Data:
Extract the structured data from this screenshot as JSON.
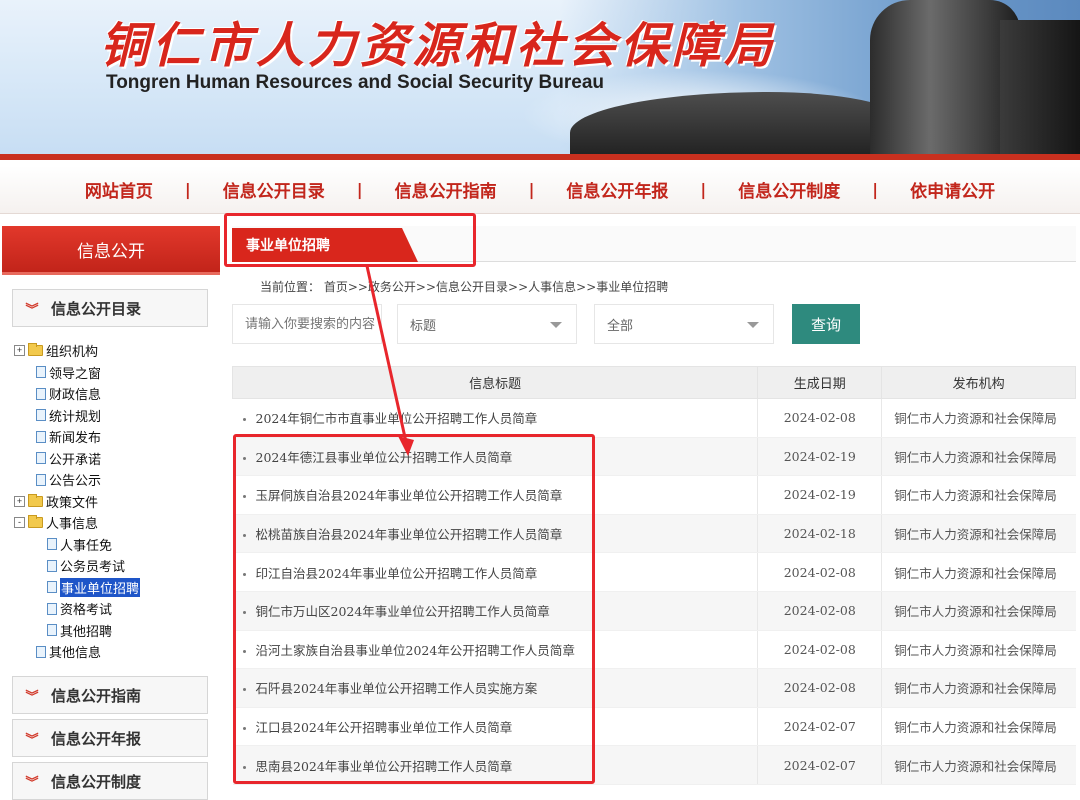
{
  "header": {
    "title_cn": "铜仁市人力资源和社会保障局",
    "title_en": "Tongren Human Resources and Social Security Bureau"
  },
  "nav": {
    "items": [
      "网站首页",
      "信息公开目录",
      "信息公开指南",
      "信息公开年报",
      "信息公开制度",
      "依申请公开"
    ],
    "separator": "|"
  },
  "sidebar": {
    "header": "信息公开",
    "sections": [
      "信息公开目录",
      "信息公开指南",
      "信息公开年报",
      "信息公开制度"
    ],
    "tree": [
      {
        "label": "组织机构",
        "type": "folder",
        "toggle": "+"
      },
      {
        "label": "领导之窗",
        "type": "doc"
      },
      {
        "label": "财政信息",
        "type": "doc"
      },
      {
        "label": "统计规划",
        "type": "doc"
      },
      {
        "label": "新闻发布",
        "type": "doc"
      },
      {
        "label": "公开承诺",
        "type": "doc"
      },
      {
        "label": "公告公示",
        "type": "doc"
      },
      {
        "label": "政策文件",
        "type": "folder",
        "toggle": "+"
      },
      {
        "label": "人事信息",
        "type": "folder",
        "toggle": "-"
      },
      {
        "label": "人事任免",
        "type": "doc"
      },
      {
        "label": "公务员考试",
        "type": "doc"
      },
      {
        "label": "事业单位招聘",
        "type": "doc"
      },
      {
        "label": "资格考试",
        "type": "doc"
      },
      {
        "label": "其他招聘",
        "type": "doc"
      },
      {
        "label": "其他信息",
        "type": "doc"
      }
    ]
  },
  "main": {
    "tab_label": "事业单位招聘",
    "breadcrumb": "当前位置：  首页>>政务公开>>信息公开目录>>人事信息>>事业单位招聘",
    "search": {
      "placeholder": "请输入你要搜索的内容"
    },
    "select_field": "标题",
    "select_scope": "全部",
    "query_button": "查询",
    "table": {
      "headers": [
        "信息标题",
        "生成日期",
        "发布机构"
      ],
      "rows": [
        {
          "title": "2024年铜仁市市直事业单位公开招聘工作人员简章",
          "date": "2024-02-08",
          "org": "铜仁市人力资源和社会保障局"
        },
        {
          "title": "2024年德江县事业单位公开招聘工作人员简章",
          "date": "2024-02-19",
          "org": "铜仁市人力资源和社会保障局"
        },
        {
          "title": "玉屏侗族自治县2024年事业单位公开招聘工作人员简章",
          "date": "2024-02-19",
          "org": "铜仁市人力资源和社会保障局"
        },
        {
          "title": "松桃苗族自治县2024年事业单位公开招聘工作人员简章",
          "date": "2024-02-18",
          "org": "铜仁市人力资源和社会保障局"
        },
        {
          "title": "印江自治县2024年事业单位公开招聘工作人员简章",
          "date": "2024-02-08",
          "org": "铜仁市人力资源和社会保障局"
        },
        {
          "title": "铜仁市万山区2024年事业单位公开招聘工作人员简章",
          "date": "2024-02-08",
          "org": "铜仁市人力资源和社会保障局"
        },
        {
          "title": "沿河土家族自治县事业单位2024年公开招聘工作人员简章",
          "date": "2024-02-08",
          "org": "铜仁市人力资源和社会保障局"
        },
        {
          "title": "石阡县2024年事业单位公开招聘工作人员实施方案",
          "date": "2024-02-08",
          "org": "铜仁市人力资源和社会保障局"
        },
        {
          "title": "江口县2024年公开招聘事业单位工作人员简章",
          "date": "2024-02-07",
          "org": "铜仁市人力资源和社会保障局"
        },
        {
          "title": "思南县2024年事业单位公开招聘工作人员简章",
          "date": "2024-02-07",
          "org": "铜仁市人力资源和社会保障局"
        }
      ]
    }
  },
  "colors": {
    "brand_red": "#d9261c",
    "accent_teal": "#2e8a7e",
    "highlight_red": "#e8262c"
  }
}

Brief:
Make an exact copy of all entries above, dropping the images.

Task output:
Extract the structured data from this screenshot as JSON.
{
  "header": {
    "title_cn": "铜仁市人力资源和社会保障局",
    "title_en": "Tongren Human Resources and Social Security Bureau"
  },
  "nav": {
    "items": [
      "网站首页",
      "信息公开目录",
      "信息公开指南",
      "信息公开年报",
      "信息公开制度",
      "依申请公开"
    ],
    "separator": "|"
  },
  "sidebar": {
    "header": "信息公开",
    "sections": [
      "信息公开目录",
      "信息公开指南",
      "信息公开年报",
      "信息公开制度"
    ],
    "tree": [
      {
        "label": "组织机构",
        "type": "folder",
        "toggle": "+"
      },
      {
        "label": "领导之窗",
        "type": "doc"
      },
      {
        "label": "财政信息",
        "type": "doc"
      },
      {
        "label": "统计规划",
        "type": "doc"
      },
      {
        "label": "新闻发布",
        "type": "doc"
      },
      {
        "label": "公开承诺",
        "type": "doc"
      },
      {
        "label": "公告公示",
        "type": "doc"
      },
      {
        "label": "政策文件",
        "type": "folder",
        "toggle": "+"
      },
      {
        "label": "人事信息",
        "type": "folder",
        "toggle": "-"
      },
      {
        "label": "人事任免",
        "type": "doc"
      },
      {
        "label": "公务员考试",
        "type": "doc"
      },
      {
        "label": "事业单位招聘",
        "type": "doc"
      },
      {
        "label": "资格考试",
        "type": "doc"
      },
      {
        "label": "其他招聘",
        "type": "doc"
      },
      {
        "label": "其他信息",
        "type": "doc"
      }
    ]
  },
  "main": {
    "tab_label": "事业单位招聘",
    "breadcrumb": "当前位置：  首页>>政务公开>>信息公开目录>>人事信息>>事业单位招聘",
    "search": {
      "placeholder": "请输入你要搜索的内容"
    },
    "select_field": "标题",
    "select_scope": "全部",
    "query_button": "查询",
    "table": {
      "headers": [
        "信息标题",
        "生成日期",
        "发布机构"
      ],
      "rows": [
        {
          "title": "2024年铜仁市市直事业单位公开招聘工作人员简章",
          "date": "2024-02-08",
          "org": "铜仁市人力资源和社会保障局"
        },
        {
          "title": "2024年德江县事业单位公开招聘工作人员简章",
          "date": "2024-02-19",
          "org": "铜仁市人力资源和社会保障局"
        },
        {
          "title": "玉屏侗族自治县2024年事业单位公开招聘工作人员简章",
          "date": "2024-02-19",
          "org": "铜仁市人力资源和社会保障局"
        },
        {
          "title": "松桃苗族自治县2024年事业单位公开招聘工作人员简章",
          "date": "2024-02-18",
          "org": "铜仁市人力资源和社会保障局"
        },
        {
          "title": "印江自治县2024年事业单位公开招聘工作人员简章",
          "date": "2024-02-08",
          "org": "铜仁市人力资源和社会保障局"
        },
        {
          "title": "铜仁市万山区2024年事业单位公开招聘工作人员简章",
          "date": "2024-02-08",
          "org": "铜仁市人力资源和社会保障局"
        },
        {
          "title": "沿河土家族自治县事业单位2024年公开招聘工作人员简章",
          "date": "2024-02-08",
          "org": "铜仁市人力资源和社会保障局"
        },
        {
          "title": "石阡县2024年事业单位公开招聘工作人员实施方案",
          "date": "2024-02-08",
          "org": "铜仁市人力资源和社会保障局"
        },
        {
          "title": "江口县2024年公开招聘事业单位工作人员简章",
          "date": "2024-02-07",
          "org": "铜仁市人力资源和社会保障局"
        },
        {
          "title": "思南县2024年事业单位公开招聘工作人员简章",
          "date": "2024-02-07",
          "org": "铜仁市人力资源和社会保障局"
        }
      ]
    }
  },
  "colors": {
    "brand_red": "#d9261c",
    "accent_teal": "#2e8a7e",
    "highlight_red": "#e8262c"
  }
}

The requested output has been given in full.